---- Data

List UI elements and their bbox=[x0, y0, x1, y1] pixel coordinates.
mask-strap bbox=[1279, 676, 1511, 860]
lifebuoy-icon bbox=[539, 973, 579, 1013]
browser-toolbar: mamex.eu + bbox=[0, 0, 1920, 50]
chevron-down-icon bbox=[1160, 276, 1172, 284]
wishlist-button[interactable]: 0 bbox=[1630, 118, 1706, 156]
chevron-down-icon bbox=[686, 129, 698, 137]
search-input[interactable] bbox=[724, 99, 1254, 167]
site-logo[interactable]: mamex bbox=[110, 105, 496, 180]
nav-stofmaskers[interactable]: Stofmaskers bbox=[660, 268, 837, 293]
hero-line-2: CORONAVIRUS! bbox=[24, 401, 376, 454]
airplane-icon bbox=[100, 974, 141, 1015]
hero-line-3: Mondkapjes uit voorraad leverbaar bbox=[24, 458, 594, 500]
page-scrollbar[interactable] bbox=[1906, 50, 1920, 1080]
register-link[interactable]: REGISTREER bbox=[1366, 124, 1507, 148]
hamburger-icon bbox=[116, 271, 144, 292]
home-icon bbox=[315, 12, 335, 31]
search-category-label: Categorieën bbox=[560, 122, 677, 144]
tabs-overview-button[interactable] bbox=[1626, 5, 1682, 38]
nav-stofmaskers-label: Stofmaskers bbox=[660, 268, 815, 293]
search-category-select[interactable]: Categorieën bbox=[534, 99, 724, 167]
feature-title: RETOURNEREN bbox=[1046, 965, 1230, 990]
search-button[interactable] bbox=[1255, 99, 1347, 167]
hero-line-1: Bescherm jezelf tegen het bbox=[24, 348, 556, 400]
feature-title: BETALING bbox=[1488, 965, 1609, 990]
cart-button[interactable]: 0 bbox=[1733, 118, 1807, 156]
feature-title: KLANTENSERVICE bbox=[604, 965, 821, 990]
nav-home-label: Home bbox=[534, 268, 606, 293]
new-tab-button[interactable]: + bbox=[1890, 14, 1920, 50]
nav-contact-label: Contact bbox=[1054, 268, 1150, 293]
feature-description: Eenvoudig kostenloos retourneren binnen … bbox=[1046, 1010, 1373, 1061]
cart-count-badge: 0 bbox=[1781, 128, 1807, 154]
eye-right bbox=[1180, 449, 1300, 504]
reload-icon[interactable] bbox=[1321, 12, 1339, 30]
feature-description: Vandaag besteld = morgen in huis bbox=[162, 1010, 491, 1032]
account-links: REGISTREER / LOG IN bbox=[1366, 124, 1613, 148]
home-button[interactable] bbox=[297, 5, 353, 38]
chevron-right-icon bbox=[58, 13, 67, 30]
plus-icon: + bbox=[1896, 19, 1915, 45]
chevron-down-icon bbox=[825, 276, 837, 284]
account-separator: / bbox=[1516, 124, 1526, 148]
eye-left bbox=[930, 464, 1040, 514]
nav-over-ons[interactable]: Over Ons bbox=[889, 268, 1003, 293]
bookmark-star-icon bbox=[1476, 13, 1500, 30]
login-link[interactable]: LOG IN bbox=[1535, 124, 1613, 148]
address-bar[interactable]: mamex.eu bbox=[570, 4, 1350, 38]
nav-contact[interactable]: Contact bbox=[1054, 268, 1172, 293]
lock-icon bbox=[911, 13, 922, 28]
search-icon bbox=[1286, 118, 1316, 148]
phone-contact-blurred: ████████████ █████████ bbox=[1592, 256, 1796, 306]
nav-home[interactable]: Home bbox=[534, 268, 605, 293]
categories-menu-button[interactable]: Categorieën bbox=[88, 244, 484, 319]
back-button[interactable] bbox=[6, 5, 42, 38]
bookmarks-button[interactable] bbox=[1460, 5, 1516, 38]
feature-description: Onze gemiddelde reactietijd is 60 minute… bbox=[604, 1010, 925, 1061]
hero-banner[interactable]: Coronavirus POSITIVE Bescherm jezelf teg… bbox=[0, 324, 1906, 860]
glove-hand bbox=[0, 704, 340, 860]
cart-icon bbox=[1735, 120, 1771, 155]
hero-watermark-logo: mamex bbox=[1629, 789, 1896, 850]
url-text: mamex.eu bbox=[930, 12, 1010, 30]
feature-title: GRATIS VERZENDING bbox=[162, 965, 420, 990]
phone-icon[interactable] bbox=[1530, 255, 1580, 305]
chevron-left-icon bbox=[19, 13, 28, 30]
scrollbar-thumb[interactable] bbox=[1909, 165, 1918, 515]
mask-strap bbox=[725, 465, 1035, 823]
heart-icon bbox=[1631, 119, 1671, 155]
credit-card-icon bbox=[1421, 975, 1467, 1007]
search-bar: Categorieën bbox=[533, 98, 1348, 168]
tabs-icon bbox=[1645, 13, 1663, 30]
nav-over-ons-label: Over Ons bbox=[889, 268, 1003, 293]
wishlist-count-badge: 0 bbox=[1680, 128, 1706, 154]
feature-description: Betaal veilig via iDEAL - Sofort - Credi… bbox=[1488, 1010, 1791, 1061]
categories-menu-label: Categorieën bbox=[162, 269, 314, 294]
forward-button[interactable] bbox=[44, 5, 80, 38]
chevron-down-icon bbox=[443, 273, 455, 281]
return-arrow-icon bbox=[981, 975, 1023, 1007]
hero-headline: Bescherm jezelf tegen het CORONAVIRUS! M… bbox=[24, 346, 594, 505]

--------

▶ _Exercise instructions_: For each record above, write it out again exactly.

▶ _Result for this exercise_:
List UI elements and their bbox=[x0, y0, x1, y1] pixel coordinates.
mask-strap bbox=[1279, 676, 1511, 860]
lifebuoy-icon bbox=[539, 973, 579, 1013]
browser-toolbar: mamex.eu + bbox=[0, 0, 1920, 50]
chevron-down-icon bbox=[1160, 276, 1172, 284]
wishlist-button[interactable]: 0 bbox=[1630, 118, 1706, 156]
chevron-down-icon bbox=[686, 129, 698, 137]
search-input[interactable] bbox=[724, 99, 1254, 167]
site-logo[interactable]: mamex bbox=[110, 105, 496, 180]
nav-stofmaskers[interactable]: Stofmaskers bbox=[660, 268, 837, 293]
hero-line-2: CORONAVIRUS! bbox=[24, 401, 376, 454]
airplane-icon bbox=[100, 974, 141, 1015]
hero-line-3: Mondkapjes uit voorraad leverbaar bbox=[24, 458, 594, 500]
page-scrollbar[interactable] bbox=[1906, 50, 1920, 1080]
register-link[interactable]: REGISTREER bbox=[1366, 124, 1507, 148]
hamburger-icon bbox=[116, 271, 144, 292]
home-icon bbox=[315, 12, 335, 31]
search-category-label: Categorieën bbox=[560, 122, 677, 144]
tabs-overview-button[interactable] bbox=[1626, 5, 1682, 38]
nav-stofmaskers-label: Stofmaskers bbox=[660, 268, 815, 293]
search-category-select[interactable]: Categorieën bbox=[534, 99, 724, 167]
feature-title: RETOURNEREN bbox=[1046, 965, 1230, 990]
search-button[interactable] bbox=[1255, 99, 1347, 167]
hero-line-1: Bescherm jezelf tegen het bbox=[24, 348, 556, 400]
feature-title: BETALING bbox=[1488, 965, 1609, 990]
cart-button[interactable]: 0 bbox=[1733, 118, 1807, 156]
feature-title: KLANTENSERVICE bbox=[604, 965, 821, 990]
nav-home-label: Home bbox=[534, 268, 606, 293]
new-tab-button[interactable]: + bbox=[1890, 14, 1920, 50]
nav-contact-label: Contact bbox=[1054, 268, 1150, 293]
feature-description: Eenvoudig kostenloos retourneren binnen … bbox=[1046, 1010, 1373, 1061]
cart-count-badge: 0 bbox=[1781, 128, 1807, 154]
eye-right bbox=[1180, 449, 1300, 504]
reload-icon[interactable] bbox=[1321, 12, 1339, 30]
feature-description: Vandaag besteld = morgen in huis bbox=[162, 1010, 491, 1032]
account-links: REGISTREER / LOG IN bbox=[1366, 124, 1613, 148]
home-button[interactable] bbox=[297, 5, 353, 38]
chevron-right-icon bbox=[58, 13, 67, 30]
plus-icon: + bbox=[1896, 19, 1915, 45]
chevron-down-icon bbox=[825, 276, 837, 284]
account-separator: / bbox=[1516, 124, 1526, 148]
eye-left bbox=[930, 464, 1040, 514]
nav-over-ons[interactable]: Over Ons bbox=[889, 268, 1003, 293]
bookmark-star-icon bbox=[1476, 13, 1500, 30]
login-link[interactable]: LOG IN bbox=[1535, 124, 1613, 148]
address-bar[interactable]: mamex.eu bbox=[570, 4, 1350, 38]
nav-contact[interactable]: Contact bbox=[1054, 268, 1172, 293]
lock-icon bbox=[911, 13, 922, 28]
search-icon bbox=[1286, 118, 1316, 148]
phone-contact-blurred: ████████████ █████████ bbox=[1592, 256, 1796, 306]
nav-home[interactable]: Home bbox=[534, 268, 605, 293]
categories-menu-button[interactable]: Categorieën bbox=[88, 244, 484, 319]
back-button[interactable] bbox=[6, 5, 42, 38]
bookmarks-button[interactable] bbox=[1460, 5, 1516, 38]
feature-description: Onze gemiddelde reactietijd is 60 minute… bbox=[604, 1010, 925, 1061]
hero-banner[interactable]: Coronavirus POSITIVE Bescherm jezelf teg… bbox=[0, 324, 1906, 860]
glove-hand bbox=[0, 704, 340, 860]
cart-icon bbox=[1735, 120, 1771, 155]
hero-watermark-logo: mamex bbox=[1629, 789, 1896, 850]
url-text: mamex.eu bbox=[930, 12, 1010, 30]
feature-title: GRATIS VERZENDING bbox=[162, 965, 420, 990]
phone-icon[interactable] bbox=[1530, 255, 1580, 305]
chevron-left-icon bbox=[19, 13, 28, 30]
scrollbar-thumb[interactable] bbox=[1909, 165, 1918, 515]
mask-strap bbox=[725, 465, 1035, 823]
heart-icon bbox=[1631, 119, 1671, 155]
credit-card-icon bbox=[1421, 975, 1467, 1007]
search-bar: Categorieën bbox=[533, 98, 1348, 168]
tabs-icon bbox=[1645, 13, 1663, 30]
nav-over-ons-label: Over Ons bbox=[889, 268, 1003, 293]
wishlist-count-badge: 0 bbox=[1680, 128, 1706, 154]
feature-description: Betaal veilig via iDEAL - Sofort - Credi… bbox=[1488, 1010, 1791, 1061]
categories-menu-label: Categorieën bbox=[162, 269, 314, 294]
forward-button[interactable] bbox=[44, 5, 80, 38]
chevron-down-icon bbox=[443, 273, 455, 281]
return-arrow-icon bbox=[981, 975, 1023, 1007]
hero-headline: Bescherm jezelf tegen het CORONAVIRUS! M… bbox=[24, 346, 594, 505]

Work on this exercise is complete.